→ Requirements:
In the listing below, locate the lines that hold the string "Impôts". Copy those lines.
= = = = =
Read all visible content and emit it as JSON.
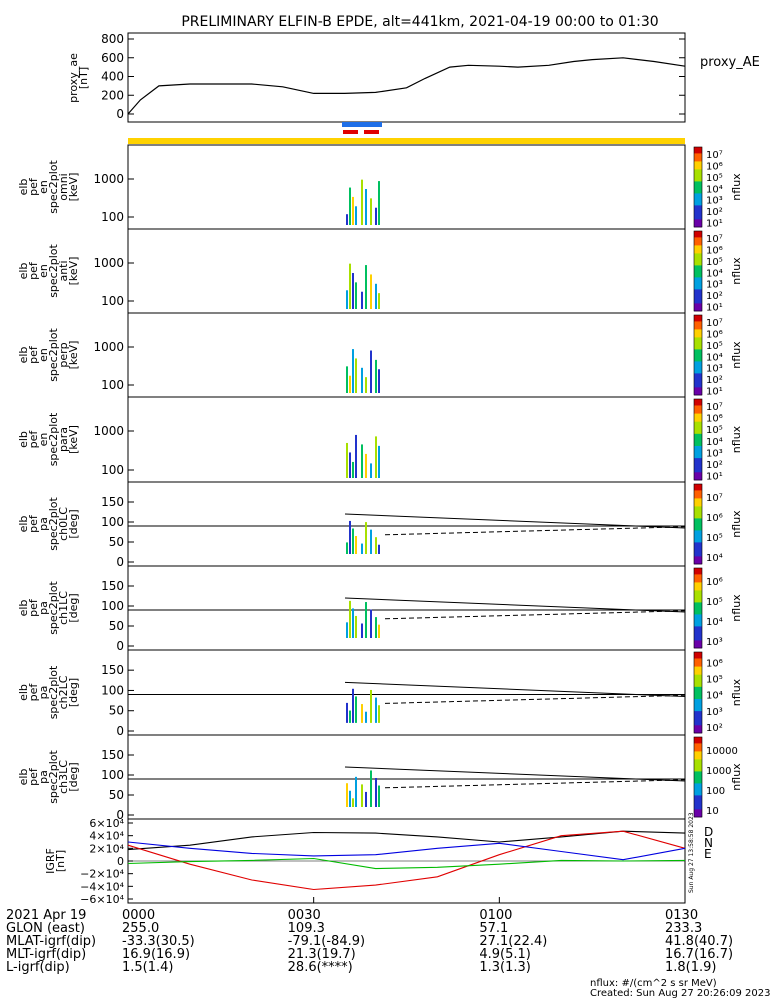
{
  "title": "PRELIMINARY ELFIN-B EPDE, alt=441km, 2021-04-19 00:00 to 01:30",
  "panels": {
    "ae": {
      "ylabel_lines": [
        "proxy_ae",
        "[nT]"
      ],
      "yticks": [
        "0",
        "200",
        "400",
        "600",
        "800"
      ],
      "legend": "proxy_AE"
    },
    "spec_en": [
      {
        "ylabel_lines": [
          "elb",
          "pef",
          "en",
          "spec2plot",
          "omni",
          "[keV]"
        ],
        "yticks": [
          "100",
          "1000"
        ]
      },
      {
        "ylabel_lines": [
          "elb",
          "pef",
          "en",
          "spec2plot",
          "anti",
          "[keV]"
        ],
        "yticks": [
          "100",
          "1000"
        ]
      },
      {
        "ylabel_lines": [
          "elb",
          "pef",
          "en",
          "spec2plot",
          "perp",
          "[keV]"
        ],
        "yticks": [
          "100",
          "1000"
        ]
      },
      {
        "ylabel_lines": [
          "elb",
          "pef",
          "en",
          "spec2plot",
          "para",
          "[keV]"
        ],
        "yticks": [
          "100",
          "1000"
        ]
      }
    ],
    "spec_pa": [
      {
        "ylabel_lines": [
          "elb",
          "pef",
          "pa",
          "spec2plot",
          "ch0LC",
          "[deg]"
        ],
        "yticks": [
          "0",
          "50",
          "100",
          "150"
        ]
      },
      {
        "ylabel_lines": [
          "elb",
          "pef",
          "pa",
          "spec2plot",
          "ch1LC",
          "[deg]"
        ],
        "yticks": [
          "0",
          "50",
          "100",
          "150"
        ]
      },
      {
        "ylabel_lines": [
          "elb",
          "pef",
          "pa",
          "spec2plot",
          "ch2LC",
          "[deg]"
        ],
        "yticks": [
          "0",
          "50",
          "100",
          "150"
        ]
      },
      {
        "ylabel_lines": [
          "elb",
          "pef",
          "pa",
          "spec2plot",
          "ch3LC",
          "[deg]"
        ],
        "yticks": [
          "0",
          "50",
          "100",
          "150"
        ]
      }
    ],
    "colorbars": [
      {
        "label": "nflux",
        "ticks": [
          "10¹",
          "10²",
          "10³",
          "10⁴",
          "10⁵",
          "10⁶",
          "10⁷"
        ]
      },
      {
        "label": "nflux",
        "ticks": [
          "10¹",
          "10²",
          "10³",
          "10⁴",
          "10⁵",
          "10⁶",
          "10⁷"
        ]
      },
      {
        "label": "nflux",
        "ticks": [
          "10¹",
          "10²",
          "10³",
          "10⁴",
          "10⁵",
          "10⁶",
          "10⁷"
        ]
      },
      {
        "label": "nflux",
        "ticks": [
          "10¹",
          "10²",
          "10³",
          "10⁴",
          "10⁵",
          "10⁶",
          "10⁷"
        ]
      },
      {
        "label": "nflux",
        "ticks": [
          "10⁴",
          "10⁵",
          "10⁶",
          "10⁷"
        ]
      },
      {
        "label": "nflux",
        "ticks": [
          "10³",
          "10⁴",
          "10⁵",
          "10⁶"
        ]
      },
      {
        "label": "nflux",
        "ticks": [
          "10²",
          "10³",
          "10⁴",
          "10⁵",
          "10⁶"
        ]
      },
      {
        "label": "nflux",
        "ticks": [
          "10",
          "100",
          "1000",
          "10000"
        ]
      }
    ],
    "igrf": {
      "ylabel_lines": [
        "IGRF",
        "[nT]"
      ],
      "yticks": [
        "−6×10⁴",
        "−4×10⁴",
        "−2×10⁴",
        "0",
        "2×10⁴",
        "4×10⁴",
        "6×10⁴"
      ],
      "components": [
        "D",
        "N",
        "E"
      ],
      "component_colors": {
        "D": "#e00000",
        "N": "#0000e0",
        "E": "#00bb00"
      },
      "side_note": "Sun Aug 27 13:58:58 2023"
    }
  },
  "footer": {
    "rows": [
      {
        "label": "2021 Apr 19",
        "values": [
          "0000",
          "0030",
          "0100",
          "0130"
        ]
      },
      {
        "label": "GLON (east)",
        "values": [
          "255.0",
          "109.3",
          "57.1",
          "233.3"
        ]
      },
      {
        "label": "MLAT-igrf(dip)",
        "values": [
          "-33.3(30.5)",
          "-79.1(-84.9)",
          "27.1(22.4)",
          "41.8(40.7)"
        ]
      },
      {
        "label": "MLT-igrf(dip)",
        "values": [
          "16.9(16.9)",
          "21.3(19.7)",
          "4.9(5.1)",
          "16.7(16.7)"
        ]
      },
      {
        "label": "L-igrf(dip)",
        "values": [
          "1.5(1.4)",
          "28.6(****)",
          "1.3(1.3)",
          "1.8(1.9)"
        ]
      }
    ],
    "units": "nflux: #/(cm^2 s sr MeV)",
    "created": "Created: Sun Aug 27 20:26:09 2023"
  },
  "chart_data": {
    "type": "line",
    "x_range": [
      "00:00",
      "01:30"
    ],
    "proxy_ae": {
      "ylim": [
        0,
        800
      ],
      "t_min": [
        0,
        2,
        5,
        10,
        20,
        25,
        30,
        35,
        40,
        45,
        48,
        52,
        55,
        60,
        63,
        68,
        72,
        75,
        80,
        85,
        90
      ],
      "values": [
        0,
        150,
        300,
        320,
        320,
        290,
        220,
        220,
        230,
        280,
        380,
        500,
        520,
        510,
        500,
        520,
        560,
        580,
        600,
        560,
        510
      ]
    },
    "igrf": {
      "ylim": [
        -60000,
        60000
      ],
      "t_min": [
        0,
        10,
        20,
        30,
        40,
        50,
        60,
        70,
        80,
        90
      ],
      "D": [
        25000,
        -5000,
        -30000,
        -45000,
        -38000,
        -25000,
        10000,
        40000,
        47000,
        20000
      ],
      "N": [
        30000,
        20000,
        12000,
        8000,
        10000,
        20000,
        28000,
        15000,
        2000,
        20000
      ],
      "E": [
        -4000,
        -1000,
        1000,
        4000,
        -12000,
        -10000,
        -5000,
        1000,
        0,
        1000
      ],
      "F": [
        18000,
        25000,
        38000,
        45000,
        44000,
        38000,
        30000,
        38000,
        47000,
        44000
      ]
    }
  }
}
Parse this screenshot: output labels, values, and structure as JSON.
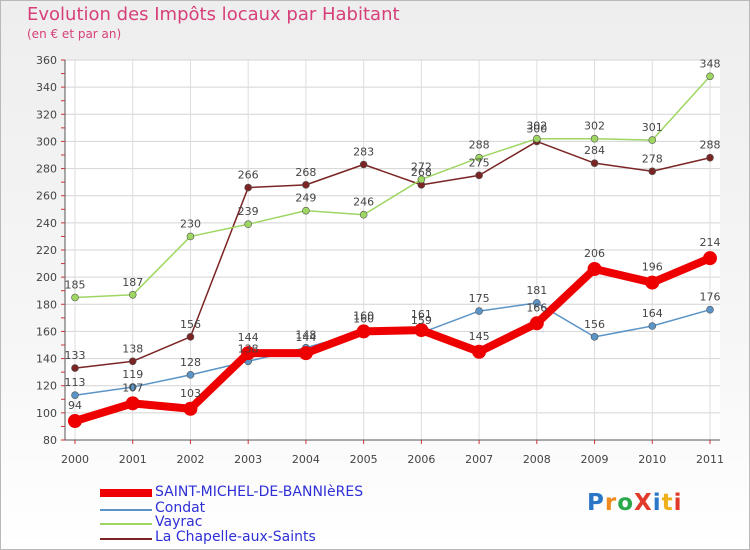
{
  "title": "Evolution des Impôts locaux par Habitant",
  "subtitle": "(en € et par an)",
  "logo": {
    "text": "ProXiti",
    "colors": [
      "#2a77c8",
      "#f08a1c",
      "#2aa84a",
      "#e23a2a",
      "#2a77c8",
      "#f0b01c",
      "#e23a2a"
    ]
  },
  "chart_data": {
    "type": "line",
    "title": "Evolution des Impôts locaux par Habitant",
    "subtitle": "(en € et par an)",
    "xlabel": "",
    "ylabel": "",
    "x": [
      "2000",
      "2001",
      "2002",
      "2003",
      "2004",
      "2005",
      "2006",
      "2007",
      "2008",
      "2009",
      "2010",
      "2011"
    ],
    "ylim": [
      80,
      360
    ],
    "yticks": [
      80,
      100,
      120,
      140,
      160,
      180,
      200,
      220,
      240,
      260,
      280,
      300,
      320,
      340,
      360
    ],
    "grid": true,
    "legend_position": "bottom-left",
    "series": [
      {
        "name": "La Chapelle-aux-Saints",
        "color": "#7a2424",
        "values": [
          133,
          138,
          156,
          266,
          268,
          283,
          268,
          275,
          300,
          284,
          278,
          288
        ],
        "labels": [
          "133",
          "138",
          "156",
          "266",
          "268",
          "283",
          "268",
          "275",
          "300",
          "284",
          "278",
          "288"
        ],
        "thick": false
      },
      {
        "name": "Vayrac",
        "color": "#9ed662",
        "values": [
          185,
          187,
          230,
          239,
          249,
          246,
          272,
          288,
          302,
          302,
          301,
          348
        ],
        "labels": [
          "185",
          "187",
          "230",
          "239",
          "249",
          "246",
          "272",
          "288",
          "302",
          "302",
          "301",
          "348"
        ],
        "thick": false
      },
      {
        "name": "Condat",
        "color": "#5b94c6",
        "values": [
          113,
          119,
          128,
          138,
          148,
          160,
          159,
          175,
          181,
          156,
          164,
          176
        ],
        "labels": [
          "113",
          "119",
          "128",
          "138",
          "148",
          "160",
          "159",
          "175",
          "181",
          "156",
          "164",
          "176"
        ],
        "thick": false
      },
      {
        "name": "SAINT-MICHEL-DE-BANNIèRES",
        "color": "#ee0000",
        "values": [
          94,
          107,
          103,
          144,
          144,
          160,
          161,
          145,
          166,
          206,
          196,
          214
        ],
        "labels": [
          "94",
          "107",
          "103",
          "144",
          "144",
          "160",
          "161",
          "145",
          "166",
          "206",
          "196",
          "214"
        ],
        "thick": true
      }
    ]
  },
  "legend": [
    {
      "label": "SAINT-MICHEL-DE-BANNIèRES",
      "color": "#ee0000",
      "thick": true
    },
    {
      "label": "Condat",
      "color": "#5b94c6",
      "thick": false
    },
    {
      "label": "Vayrac",
      "color": "#9ed662",
      "thick": false
    },
    {
      "label": "La Chapelle-aux-Saints",
      "color": "#7a2424",
      "thick": false
    }
  ]
}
= = = = =
→ Output for this task:
  "title": "Evolution des Impôts locaux par Habitant",
    "title": "Evolution des Impôts locaux par Habitant",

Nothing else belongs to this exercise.